**The problem**
Look through the data below and return each line where "post" appears.

** Begin Task inputs **

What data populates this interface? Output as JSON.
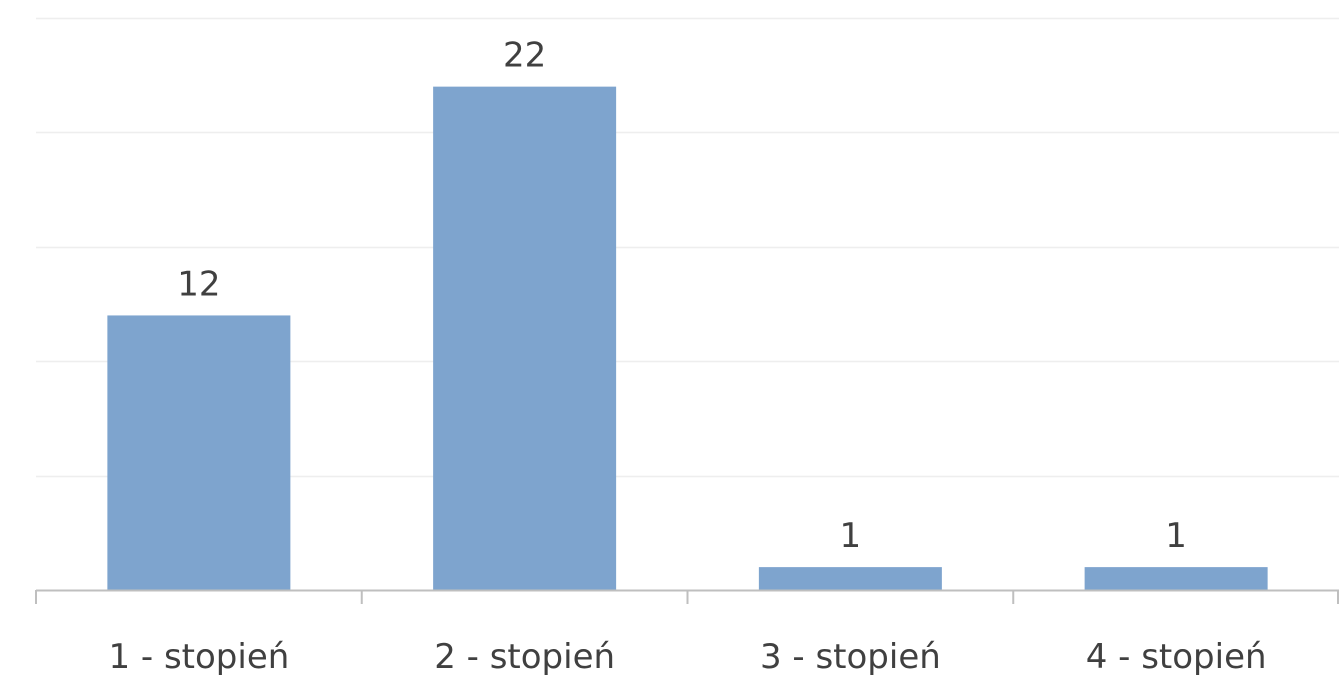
{
  "chart_data": {
    "type": "bar",
    "categories": [
      "1 - stopień",
      "2 - stopień",
      "3 - stopień",
      "4 - stopień"
    ],
    "values": [
      12,
      22,
      1,
      1
    ],
    "title": "",
    "xlabel": "",
    "ylabel": "",
    "ylim": [
      0,
      25
    ],
    "grid": true,
    "data_labels": true,
    "colors": {
      "bar": "#7ea4ce",
      "grid": "#eeeeee",
      "axis": "#bfbfbf",
      "text": "#404040"
    }
  }
}
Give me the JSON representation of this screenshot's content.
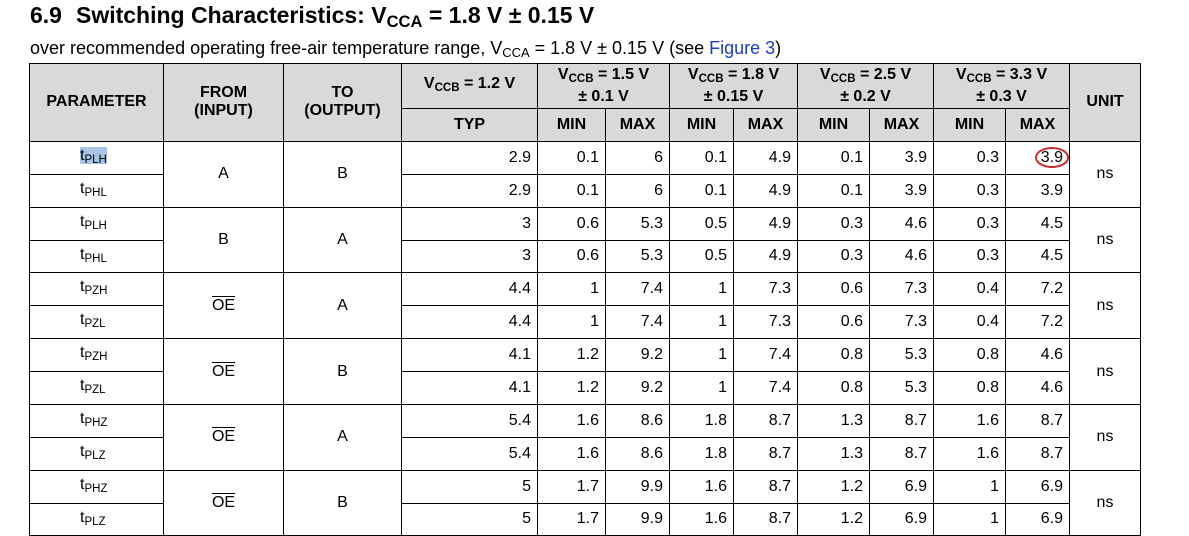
{
  "section": "6.9",
  "title": {
    "text": "Switching Characteristics: V",
    "sub": "CCA",
    "rest": " = 1.8 V ± 0.15 V"
  },
  "subtitle": {
    "pre": "over recommended operating free-air temperature range, V",
    "sub": "CCA",
    "mid": " = 1.8 V ± 0.15 V (see ",
    "link": "Figure 3",
    "post": ")"
  },
  "headers": {
    "parameter": "PARAMETER",
    "from": [
      "FROM",
      "(INPUT)"
    ],
    "to": [
      "TO",
      "(OUTPUT)"
    ],
    "unit": "UNIT",
    "typ": "TYP",
    "min": "MIN",
    "max": "MAX",
    "vccb": [
      {
        "pre": "V",
        "sub": "CCB",
        "post": " = 1.2 V",
        "line2": ""
      },
      {
        "pre": "V",
        "sub": "CCB",
        "post": " = 1.5 V",
        "line2": "± 0.1 V"
      },
      {
        "pre": "V",
        "sub": "CCB",
        "post": " = 1.8 V",
        "line2": "± 0.15 V"
      },
      {
        "pre": "V",
        "sub": "CCB",
        "post": " = 2.5 V",
        "line2": "± 0.2 V"
      },
      {
        "pre": "V",
        "sub": "CCB",
        "post": " = 3.3 V",
        "line2": "± 0.3 V"
      }
    ]
  },
  "rows": [
    {
      "param": "t",
      "psub": "PLH",
      "from": "A",
      "to": "B",
      "unit": "ns",
      "vals": [
        "2.9",
        "0.1",
        "6",
        "0.1",
        "4.9",
        "0.1",
        "3.9",
        "0.3",
        "3.9"
      ]
    },
    {
      "param": "t",
      "psub": "PHL",
      "vals": [
        "2.9",
        "0.1",
        "6",
        "0.1",
        "4.9",
        "0.1",
        "3.9",
        "0.3",
        "3.9"
      ]
    },
    {
      "param": "t",
      "psub": "PLH",
      "from": "B",
      "to": "A",
      "unit": "ns",
      "vals": [
        "3",
        "0.6",
        "5.3",
        "0.5",
        "4.9",
        "0.3",
        "4.6",
        "0.3",
        "4.5"
      ]
    },
    {
      "param": "t",
      "psub": "PHL",
      "vals": [
        "3",
        "0.6",
        "5.3",
        "0.5",
        "4.9",
        "0.3",
        "4.6",
        "0.3",
        "4.5"
      ]
    },
    {
      "param": "t",
      "psub": "PZH",
      "from": "OE",
      "to": "A",
      "unit": "ns",
      "vals": [
        "4.4",
        "1",
        "7.4",
        "1",
        "7.3",
        "0.6",
        "7.3",
        "0.4",
        "7.2"
      ]
    },
    {
      "param": "t",
      "psub": "PZL",
      "vals": [
        "4.4",
        "1",
        "7.4",
        "1",
        "7.3",
        "0.6",
        "7.3",
        "0.4",
        "7.2"
      ]
    },
    {
      "param": "t",
      "psub": "PZH",
      "from": "OE",
      "to": "B",
      "unit": "ns",
      "vals": [
        "4.1",
        "1.2",
        "9.2",
        "1",
        "7.4",
        "0.8",
        "5.3",
        "0.8",
        "4.6"
      ]
    },
    {
      "param": "t",
      "psub": "PZL",
      "vals": [
        "4.1",
        "1.2",
        "9.2",
        "1",
        "7.4",
        "0.8",
        "5.3",
        "0.8",
        "4.6"
      ]
    },
    {
      "param": "t",
      "psub": "PHZ",
      "from": "OE",
      "to": "A",
      "unit": "ns",
      "vals": [
        "5.4",
        "1.6",
        "8.6",
        "1.8",
        "8.7",
        "1.3",
        "8.7",
        "1.6",
        "8.7"
      ]
    },
    {
      "param": "t",
      "psub": "PLZ",
      "vals": [
        "5.4",
        "1.6",
        "8.6",
        "1.8",
        "8.7",
        "1.3",
        "8.7",
        "1.6",
        "8.7"
      ]
    },
    {
      "param": "t",
      "psub": "PHZ",
      "from": "OE",
      "to": "B",
      "unit": "ns",
      "vals": [
        "5",
        "1.7",
        "9.9",
        "1.6",
        "8.7",
        "1.2",
        "6.9",
        "1",
        "6.9"
      ]
    },
    {
      "param": "t",
      "psub": "PLZ",
      "vals": [
        "5",
        "1.7",
        "9.9",
        "1.6",
        "8.7",
        "1.2",
        "6.9",
        "1",
        "6.9"
      ]
    }
  ],
  "colors": {
    "link": "#1a3fbf",
    "header_bg": "#d9d9d9",
    "highlight": "#a9c4e6",
    "annotation": "#d12b2b"
  }
}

** End Task inputs **

**Solution to the exercise**
    "post": ")"
        "post": " = 1.2 V",
        "post": " = 1.5 V",
        "post": " = 1.8 V",
        "post": " = 2.5 V",
        "post": " = 3.3 V",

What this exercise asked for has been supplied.